What is needed » Output the full listing word for word.

Supplied material »
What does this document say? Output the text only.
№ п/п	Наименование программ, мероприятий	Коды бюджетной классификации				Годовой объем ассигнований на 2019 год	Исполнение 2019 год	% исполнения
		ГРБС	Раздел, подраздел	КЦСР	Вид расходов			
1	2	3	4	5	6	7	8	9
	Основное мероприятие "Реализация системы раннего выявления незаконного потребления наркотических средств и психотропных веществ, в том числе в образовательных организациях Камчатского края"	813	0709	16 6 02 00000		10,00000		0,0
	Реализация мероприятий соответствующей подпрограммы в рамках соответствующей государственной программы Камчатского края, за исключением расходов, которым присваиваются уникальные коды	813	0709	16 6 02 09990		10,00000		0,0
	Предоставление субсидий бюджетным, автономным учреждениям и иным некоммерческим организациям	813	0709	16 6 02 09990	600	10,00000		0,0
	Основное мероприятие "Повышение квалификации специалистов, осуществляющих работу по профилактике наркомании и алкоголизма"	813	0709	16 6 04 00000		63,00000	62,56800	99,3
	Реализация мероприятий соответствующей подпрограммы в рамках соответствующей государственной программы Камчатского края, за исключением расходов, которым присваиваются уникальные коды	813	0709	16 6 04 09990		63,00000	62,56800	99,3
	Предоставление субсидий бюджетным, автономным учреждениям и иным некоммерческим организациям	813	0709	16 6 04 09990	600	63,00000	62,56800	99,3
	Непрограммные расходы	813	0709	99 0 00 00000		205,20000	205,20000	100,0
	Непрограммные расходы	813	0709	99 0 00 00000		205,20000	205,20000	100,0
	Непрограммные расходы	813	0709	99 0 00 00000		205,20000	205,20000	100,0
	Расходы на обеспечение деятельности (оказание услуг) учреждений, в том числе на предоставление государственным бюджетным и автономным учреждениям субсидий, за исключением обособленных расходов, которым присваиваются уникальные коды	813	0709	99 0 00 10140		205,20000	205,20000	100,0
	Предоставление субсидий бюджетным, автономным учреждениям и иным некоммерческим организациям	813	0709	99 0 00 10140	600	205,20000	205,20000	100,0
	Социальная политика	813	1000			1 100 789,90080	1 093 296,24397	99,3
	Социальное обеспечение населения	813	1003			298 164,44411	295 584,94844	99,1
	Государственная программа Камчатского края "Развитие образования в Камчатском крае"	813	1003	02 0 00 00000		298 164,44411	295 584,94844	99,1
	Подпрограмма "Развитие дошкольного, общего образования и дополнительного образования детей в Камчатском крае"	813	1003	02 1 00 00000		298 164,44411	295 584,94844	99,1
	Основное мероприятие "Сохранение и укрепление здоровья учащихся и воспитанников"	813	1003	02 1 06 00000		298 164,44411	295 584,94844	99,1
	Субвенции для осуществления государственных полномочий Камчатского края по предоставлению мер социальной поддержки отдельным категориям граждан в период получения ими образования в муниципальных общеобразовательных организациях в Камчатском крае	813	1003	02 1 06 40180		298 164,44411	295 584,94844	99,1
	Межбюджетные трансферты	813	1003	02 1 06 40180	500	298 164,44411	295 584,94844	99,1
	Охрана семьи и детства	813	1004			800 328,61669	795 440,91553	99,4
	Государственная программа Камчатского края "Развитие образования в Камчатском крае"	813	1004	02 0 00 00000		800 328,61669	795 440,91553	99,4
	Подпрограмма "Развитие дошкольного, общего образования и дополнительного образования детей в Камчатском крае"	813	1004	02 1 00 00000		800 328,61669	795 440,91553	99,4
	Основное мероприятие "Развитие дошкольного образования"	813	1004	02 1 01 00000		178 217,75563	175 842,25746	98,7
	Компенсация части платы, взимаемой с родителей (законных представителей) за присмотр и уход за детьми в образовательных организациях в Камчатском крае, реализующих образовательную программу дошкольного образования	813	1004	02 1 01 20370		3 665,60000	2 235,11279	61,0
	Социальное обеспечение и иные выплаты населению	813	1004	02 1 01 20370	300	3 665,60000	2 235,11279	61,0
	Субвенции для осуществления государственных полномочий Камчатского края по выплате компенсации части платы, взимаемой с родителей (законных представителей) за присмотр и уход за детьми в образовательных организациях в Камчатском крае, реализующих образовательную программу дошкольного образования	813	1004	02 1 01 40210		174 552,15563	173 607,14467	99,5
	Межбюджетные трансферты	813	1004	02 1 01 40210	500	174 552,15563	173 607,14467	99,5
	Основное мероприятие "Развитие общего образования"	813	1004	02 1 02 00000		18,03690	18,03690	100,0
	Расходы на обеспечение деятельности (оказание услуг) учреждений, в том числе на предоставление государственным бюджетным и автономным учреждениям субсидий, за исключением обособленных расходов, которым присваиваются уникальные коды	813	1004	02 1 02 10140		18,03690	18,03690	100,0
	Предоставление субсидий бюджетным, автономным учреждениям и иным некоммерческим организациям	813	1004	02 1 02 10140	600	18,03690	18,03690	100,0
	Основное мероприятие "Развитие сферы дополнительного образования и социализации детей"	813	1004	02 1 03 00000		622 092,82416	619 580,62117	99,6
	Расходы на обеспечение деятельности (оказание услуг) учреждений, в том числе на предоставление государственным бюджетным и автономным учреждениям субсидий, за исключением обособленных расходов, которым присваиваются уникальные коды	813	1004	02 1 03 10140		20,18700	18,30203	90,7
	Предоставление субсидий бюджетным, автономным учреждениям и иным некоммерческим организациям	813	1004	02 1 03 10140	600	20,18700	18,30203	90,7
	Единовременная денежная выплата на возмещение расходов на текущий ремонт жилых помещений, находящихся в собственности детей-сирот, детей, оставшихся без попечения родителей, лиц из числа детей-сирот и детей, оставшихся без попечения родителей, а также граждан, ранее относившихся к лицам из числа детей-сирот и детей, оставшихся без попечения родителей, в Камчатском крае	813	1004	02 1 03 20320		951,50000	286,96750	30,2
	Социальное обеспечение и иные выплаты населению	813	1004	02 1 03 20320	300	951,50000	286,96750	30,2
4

Completed exercise »
What does this document say? Output the text only.
№ п/п	Наименование программ, мероприятий	Коды бюджетной классификации				Годовой объем ассигнований на 2019 год	Исполнение 2019 год	% исполнения
		ГРБС	Раздел, подраздел	КЦСР	Вид расходов			
1	2	3	4	5	6	7	8	9
	Основное мероприятие "Реализация системы раннего выявления незаконного потребления наркотических средств и психотропных веществ, в том числе в образовательных организациях Камчатского края"	813	0709	16 6 02 00000		10,00000		0,0
	Реализация мероприятий соответствующей подпрограммы в рамках соответствующей государственной программы Камчатского края, за исключением расходов, которым присваиваются уникальные коды	813	0709	16 6 02 09990		10,00000		0,0
	Предоставление субсидий бюджетным, автономным учреждениям и иным некоммерческим организациям	813	0709	16 6 02 09990	600	10,00000		0,0
	Основное мероприятие "Повышение квалификации специалистов, осуществляющих работу по профилактике наркомании и алкоголизма"	813	0709	16 6 04 00000		63,00000	62,56800	99,3
	Реализация мероприятий соответствующей подпрограммы в рамках соответствующей государственной программы Камчатского края, за исключением расходов, которым присваиваются уникальные коды	813	0709	16 6 04 09990		63,00000	62,56800	99,3
	Предоставление субсидий бюджетным, автономным учреждениям и иным некоммерческим организациям	813	0709	16 6 04 09990	600	63,00000	62,56800	99,3
	Непрограммные расходы	813	0709	99 0 00 00000		205,20000	205,20000	100,0
	Непрограммные расходы	813	0709	99 0 00 00000		205,20000	205,20000	100,0
	Непрограммные расходы	813	0709	99 0 00 00000		205,20000	205,20000	100,0
	Расходы на обеспечение деятельности (оказание услуг) учреждений, в том числе на предоставление государственным бюджетным и автономным учреждениям субсидий, за исключением обособленных расходов, которым присваиваются уникальные коды	813	0709	99 0 00 10140		205,20000	205,20000	100,0
	Предоставление субсидий бюджетным, автономным учреждениям и иным некоммерческим организациям	813	0709	99 0 00 10140	600	205,20000	205,20000	100,0
	Социальная политика	813	1000			1 100 789,90080	1 093 296,24397	99,3
	Социальное обеспечение населения	813	1003			298 164,44411	295 584,94844	99,1
	Государственная программа Камчатского края "Развитие образования в Камчатском крае"	813	1003	02 0 00 00000		298 164,44411	295 584,94844	99,1
	Подпрограмма "Развитие дошкольного, общего образования и дополнительного образования детей в Камчатском крае"	813	1003	02 1 00 00000		298 164,44411	295 584,94844	99,1
	Основное мероприятие "Сохранение и укрепление здоровья учащихся и воспитанников"	813	1003	02 1 06 00000		298 164,44411	295 584,94844	99,1
	Субвенции для осуществления государственных полномочий Камчатского края по предоставлению мер социальной поддержки отдельным категориям граждан в период получения ими образования в муниципальных общеобразовательных организациях в Камчатском крае	813	1003	02 1 06 40180		298 164,44411	295 584,94844	99,1
	Межбюджетные трансферты	813	1003	02 1 06 40180	500	298 164,44411	295 584,94844	99,1
	Охрана семьи и детства	813	1004			800 328,61669	795 440,91553	99,4
	Государственная программа Камчатского края "Развитие образования в Камчатском крае"	813	1004	02 0 00 00000		800 328,61669	795 440,91553	99,4
	Подпрограмма "Развитие дошкольного, общего образования и дополнительного образования детей в Камчатском крае"	813	1004	02 1 00 00000		800 328,61669	795 440,91553	99,4
	Основное мероприятие "Развитие дошкольного образования"	813	1004	02 1 01 00000		178 217,75563	175 842,25746	98,7
	Компенсация части платы, взимаемой с родителей (законных представителей) за присмотр и уход за детьми в образовательных организациях в Камчатском крае, реализующих образовательную программу дошкольного образования	813	1004	02 1 01 20370		3 665,60000	2 235,11279	61,0
	Социальное обеспечение и иные выплаты населению	813	1004	02 1 01 20370	300	3 665,60000	2 235,11279	61,0
	Субвенции для осуществления государственных полномочий Камчатского края по выплате компенсации части платы, взимаемой с родителей (законных представителей) за присмотр и уход за детьми в образовательных организациях в Камчатском крае, реализующих образовательную программу дошкольного образования	813	1004	02 1 01 40210		174 552,15563	173 607,14467	99,5
	Межбюджетные трансферты	813	1004	02 1 01 40210	500	174 552,15563	173 607,14467	99,5
	Основное мероприятие "Развитие общего образования"	813	1004	02 1 02 00000		18,03690	18,03690	100,0
	Расходы на обеспечение деятельности (оказание услуг) учреждений, в том числе на предоставление государственным бюджетным и автономным учреждениям субсидий, за исключением обособленных расходов, которым присваиваются уникальные коды	813	1004	02 1 02 10140		18,03690	18,03690	100,0
	Предоставление субсидий бюджетным, автономным учреждениям и иным некоммерческим организациям	813	1004	02 1 02 10140	600	18,03690	18,03690	100,0
	Основное мероприятие "Развитие сферы дополнительного образования и социализации детей"	813	1004	02 1 03 00000		622 092,82416	619 580,62117	99,6
	Расходы на обеспечение деятельности (оказание услуг) учреждений, в том числе на предоставление государственным бюджетным и автономным учреждениям субсидий, за исключением обособленных расходов, которым присваиваются уникальные коды	813	1004	02 1 03 10140		20,18700	18,30203	90,7
	Предоставление субсидий бюджетным, автономным учреждениям и иным некоммерческим организациям	813	1004	02 1 03 10140	600	20,18700	18,30203	90,7
	Единовременная денежная выплата на возмещение расходов на текущий ремонт жилых помещений, находящихся в собственности детей-сирот, детей, оставшихся без попечения родителей, лиц из числа детей-сирот и детей, оставшихся без попечения родителей, а также граждан, ранее относившихся к лицам из числа детей-сирот и детей, оставшихся без попечения родителей, в Камчатском крае	813	1004	02 1 03 20320		951,50000	286,96750	30,2
	Социальное обеспечение и иные выплаты населению	813	1004	02 1 03 20320	300	951,50000	286,96750	30,2
4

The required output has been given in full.